**Direction 1**
Please write out the passage of the Overlap Analysis text between "Combination Set: A" and "non-empty combination sets.", inclusive.

**Provided text**
..........

Overlap Analysis

Overview

Calculates and visualizes inclusion and exclusion counts and metrics across all combinations of user supplied dataSets simultaneously

Overlap Analysis visualises intersections and overlaps among multiple datasets. Standard visualization techniques like Venn diagrams become impractical and visually complex when comparing more than three or four sets. Overlap Analysis addresses this limitation through a structured report suitable for analysing up to 19 datasets, identifying the unique and shared elements across those datasets.

Purpose and Use Cases

The primary purpose of the Overlap Analysis feature is to understand the relationships and shared memberships between multiple distinct groups or categories within a larger universe of data. Common use cases include:

Customer Analytics: Identifying customer groups that belong to multiple segments (e.g., frequent shoppers, loyalty program members, clicked specific ads).
Market Research: Analysing survey respondent segments based on multiple demographic or behavioural criteria.
Data Quality: Identifying records present in multiple databases or data feeds.

Key Concepts

Dataset (or Set): The result of a "select" query. See Datasets and Collections
Overlap (or Intersection): The subset of items that are members of two or more datasets simultaneously.
Combination Set: A specific grouping of datasets being considered for an intersection. For N datasets, there are 2^N - 1 possible non-empty combination sets.
Exclusive Intersection Count: The number of items that belong only to the specified datasets within a combination set and not to any other datasets included in the analysis. This is the primary count displayed per combination row.
Hits (Degree of Overlap): The number of datasets an item belongs to, or the number of datasets involved in a specific intersection combination.
Set Size Count: The total number of records in each input dataset.
Resolution Table: The table providing the records which are being counted.

Input Requirements and Model Configuration

Dataset List: Drag and drop datasets or dataset collections from the dataset HotBar or Project Explorer into the Dataset panel
- Up to 19 datasets can be added
- All datasets must come from the same table, or all be linked to the same Resolution Table (see Resolve At).

..........

**Data for this exercise**
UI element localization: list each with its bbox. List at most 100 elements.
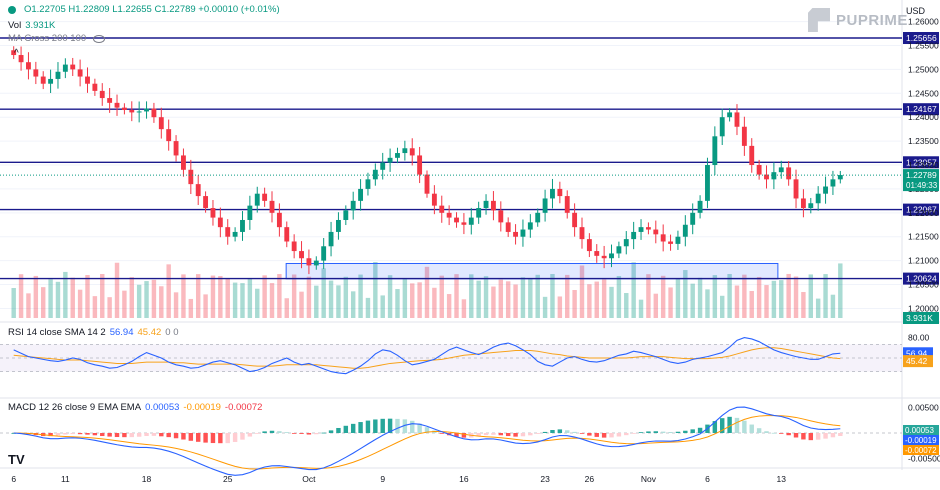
volume-bar [358,274,363,318]
macd-histogram-bar [173,433,179,439]
macd-histogram-bar [550,430,555,433]
volume-bar [439,275,444,318]
time-axis[interactable]: 6 11 18 25 Oct 9 16 23 26 Nov 6 13 [11,474,786,484]
candle-body [313,260,319,266]
macd-histogram-bar [63,433,68,435]
macd-histogram-bar [801,433,806,440]
candle-body [527,222,533,230]
candle-body [616,246,622,254]
macd-badge [903,425,939,435]
volume-bar [756,276,762,318]
volume-bar [107,297,112,318]
macd-histogram-bar [638,432,644,434]
macd-histogram-bar [653,431,659,433]
macd-histogram-bar [520,433,526,437]
candle-body [793,179,799,199]
candle-body [668,241,673,244]
macd-histogram-bar [668,432,673,433]
macd-histogram-bar [85,433,90,435]
macd-histogram-bar [683,430,688,433]
volume-bar [808,274,814,318]
level-badge [903,156,939,169]
macd-histogram-bar [306,433,312,435]
macd-histogram-bar [779,433,784,434]
macd-badge-label: -0.00019 [905,436,937,445]
time-tick-label: 23 [540,474,550,484]
candle-body [269,200,275,213]
macd-histogram-bar [122,433,127,438]
volume-bar [188,298,194,318]
candle-body [542,198,548,213]
macd-histogram-bar [830,433,836,438]
candle-body [461,222,467,225]
macd-histogram-bar [350,423,356,433]
macd-histogram-bar [535,433,540,434]
candle-body [623,239,629,247]
candle-body [417,155,423,175]
volume-bar [247,278,253,318]
candle-body [764,174,769,180]
candle-body [572,212,578,228]
candle-body [756,165,762,175]
rsi-sma-badge [903,355,933,368]
volume-bars [11,262,843,318]
candle-body [48,78,54,84]
consolidation-box[interactable] [285,262,779,280]
rsi-extra: 0 0 [165,327,179,338]
price-tick-label: 1.24500 [908,88,939,98]
macd-histogram-bar [225,433,230,444]
candle-body [372,169,378,180]
rsi-sma-badge-label: 45.42 [906,356,928,366]
rsi-label: RSI 14 close SMA 14 2 [8,327,106,338]
price-axis[interactable]: 1.26000 1.25500 1.25000 1.24500 1.24000 1.235… [903,17,939,324]
volume-bar [321,268,326,318]
volume-bar [638,299,644,318]
candle-body [26,62,31,70]
candle-body [675,236,681,244]
macd-histogram-bar [188,433,194,441]
last-price-badge [903,169,939,192]
macd-histogram-bar [218,433,223,444]
candle-body [815,193,821,204]
volume-bar [520,277,526,318]
macd-histogram-bar [505,433,511,437]
macd-histogram-bar [195,433,201,442]
volume-bar [528,278,533,318]
candle-body [350,200,356,211]
macd-histogram-bar [402,419,408,433]
horizontal-levels[interactable]: 1.25656 1.24167 1.23057 1.22067 1.20624 [0,32,939,285]
volume-bar [461,299,467,318]
candle-body [144,108,149,112]
candle-body [705,165,710,201]
volume-bar [129,277,134,318]
candle-body [240,219,245,232]
candle-body [92,83,98,91]
volume-bar [85,275,90,318]
rsi-badge-label: 56.94 [906,348,928,358]
volume-bar [727,274,732,318]
price-tick-label: 1.21000 [908,256,939,266]
volume-bar [203,294,208,318]
ma-cross-legend[interactable]: MA Cross 200 100 [8,33,106,44]
candle-body [136,111,142,113]
time-tick-label: Oct [302,474,316,484]
macd-histogram-bar [321,432,326,434]
eye-icon[interactable] [93,34,106,43]
currency-label[interactable]: USD [906,6,926,16]
tradingview-logo-icon[interactable]: TV [8,452,25,467]
candle-body [402,148,408,154]
macd-histogram-bar [166,433,171,438]
price-tick-label: 1.22000 [908,208,939,218]
volume-bar [269,283,275,318]
collapse-legend-button[interactable]: ^ [14,48,19,59]
brand-watermark: PUPRIME [808,8,908,32]
macd-histogram-bar [808,433,814,441]
candle-body [395,153,400,158]
candle-body [203,196,209,209]
volume-bar [218,276,223,318]
candle-body [550,188,555,199]
volume-bar [195,274,201,318]
level-label: 1.23057 [906,157,937,167]
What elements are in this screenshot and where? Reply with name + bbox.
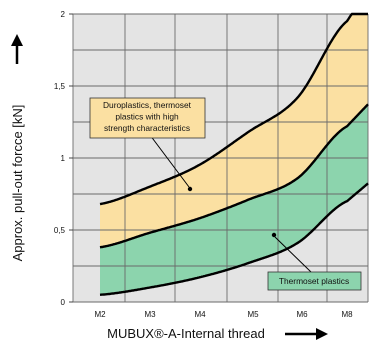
annotations: Duroplastics, thermoset plastics with hig… [89,97,362,291]
x-tick-label: M5 [247,310,259,319]
annotation-box-thermoset [267,271,362,291]
x-tick-label: M2 [94,310,106,319]
x-tick-label: M6 [296,310,308,319]
annotation-leader [274,236,312,273]
annotation-text-thermoset: Thermoset plastics [279,276,349,286]
band-duroplastics [100,14,368,248]
annotation-dot [271,232,277,238]
plot-area: 0 0,5 1 1,5 2 M2 M3 M4 M5 M6 M8 [54,10,369,319]
y-tick-label: 2 [61,10,66,19]
x-axis-label: MUBUX®-A-Internal thread [107,326,265,341]
x-tick-label: M8 [341,310,353,319]
x-axis-arrow-head-icon [316,328,328,340]
y-tick-label: 0 [61,298,66,307]
y-tick-label: 0,5 [54,226,66,235]
annotation-leader [149,134,190,188]
y-tick-label: 1 [61,154,66,163]
band-thermoset [100,104,368,295]
y-axis-label: Approx. pull-out forcce [kN] [10,105,25,262]
annotation-text-duroplastics: strength characteristics [104,123,190,133]
annotation-text-duroplastics: plastics with high [115,112,179,122]
y-tick-label: 1,5 [54,82,66,91]
x-tick-label: M4 [194,310,206,319]
annotation-dot [187,186,193,192]
curve-lower [99,182,369,296]
annotation-box-duroplastics [89,97,206,139]
y-axis-arrow-head-icon [11,34,23,46]
x-tick-label: M3 [144,310,156,319]
axis-labels: Approx. pull-out forcce [kN] MUBUX®-A-In… [10,34,328,341]
annotation-text-duroplastics: Duroplastics, thermoset [103,100,192,110]
curve-middle [99,103,369,249]
curve-upper [99,12,368,206]
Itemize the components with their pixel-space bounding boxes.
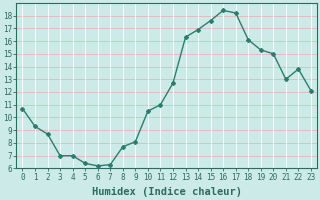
X-axis label: Humidex (Indice chaleur): Humidex (Indice chaleur) (92, 187, 242, 197)
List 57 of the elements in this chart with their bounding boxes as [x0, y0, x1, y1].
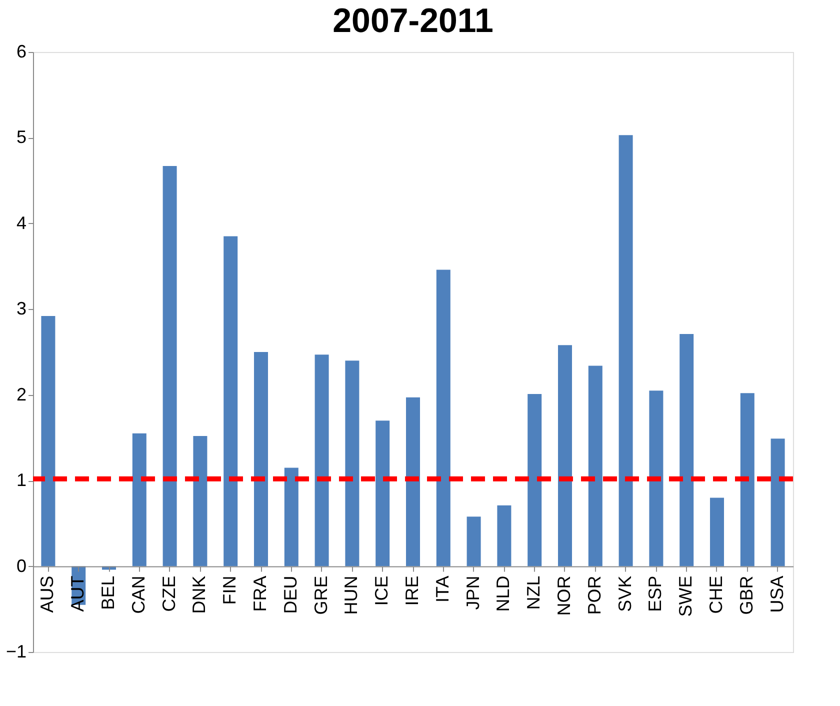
- x-tick-label: FIN: [220, 576, 240, 605]
- bar: [406, 397, 420, 566]
- x-tick-label: NOR: [554, 576, 574, 616]
- x-tick-label: ITA: [432, 576, 452, 602]
- bar: [345, 360, 360, 566]
- bar: [41, 316, 56, 566]
- y-tick-label: 0: [16, 556, 26, 576]
- x-tick-label: SWE: [676, 576, 696, 617]
- bar: [680, 334, 694, 566]
- x-tick-label: JPN: [462, 576, 483, 610]
- bar: [649, 390, 664, 566]
- y-tick-label: 6: [16, 42, 26, 62]
- bar: [193, 436, 208, 566]
- bar: [770, 438, 785, 566]
- bar: [224, 236, 238, 566]
- x-tick-label: BEL: [98, 576, 118, 610]
- bar: [558, 345, 572, 566]
- x-tick-label: SVK: [614, 576, 635, 612]
- y-tick-label: 1: [16, 470, 26, 490]
- x-tick-label: DNK: [189, 576, 210, 614]
- bar: [588, 366, 602, 566]
- y-tick-label: 2: [16, 384, 26, 404]
- x-tick-label: AUS: [37, 576, 58, 613]
- x-tick-label: USA: [766, 576, 787, 613]
- bar: [740, 393, 754, 566]
- x-tick-label: AUT: [68, 576, 88, 612]
- x-tick-label: NZL: [524, 576, 544, 610]
- x-tick-label: ICE: [372, 576, 392, 606]
- bar: [162, 166, 177, 566]
- bar: [497, 505, 512, 566]
- bar: [376, 420, 390, 566]
- x-tick-label: DEU: [280, 576, 300, 614]
- y-tick-label: 3: [16, 298, 26, 319]
- bar: [466, 516, 481, 566]
- x-tick-label: CHE: [706, 576, 726, 614]
- x-tick-label: CAN: [128, 576, 148, 614]
- bar: [528, 394, 542, 566]
- x-tick-label: FRA: [250, 576, 270, 612]
- bar: [618, 135, 633, 566]
- x-tick-label: GRE: [310, 576, 331, 615]
- x-tick-label: HUN: [341, 576, 362, 615]
- x-tick-label: POR: [584, 576, 604, 615]
- bar: [710, 498, 724, 566]
- x-tick-label: CZE: [158, 576, 179, 612]
- bar: [436, 270, 450, 566]
- x-tick-label: ESP: [645, 576, 666, 612]
- y-tick-label: −1: [6, 642, 26, 662]
- y-tick-label: 4: [16, 212, 26, 233]
- x-tick-label: IRE: [402, 576, 422, 606]
- bar: [132, 433, 146, 566]
- chart-title: 2007-2011: [332, 2, 494, 40]
- bar: [314, 354, 329, 566]
- bar: [284, 468, 298, 566]
- x-tick-label: NLD: [493, 576, 514, 612]
- y-tick-label: 5: [16, 127, 26, 148]
- bar: [254, 352, 268, 566]
- x-tick-label: GBR: [736, 576, 756, 615]
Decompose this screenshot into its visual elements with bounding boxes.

..........

**Direction 2**
Repeat the lines of the rows between the line holding "X-axis label: Humidex" and the line holding "List 57 of the", inclusive.

**Output 1**
Combination Set: A specific grouping of datasets being considered for an intersection. For N datasets, there are 2^N - 1 possible non-empty combination sets.

**Output 2**
X-axis label: Humidex (Indice chaleur): Humidex (Indice chaleur) (92, 187, 242, 197)
List 57 of the elements in this chart with their bounding boxes as [x0, y0, x1, y1].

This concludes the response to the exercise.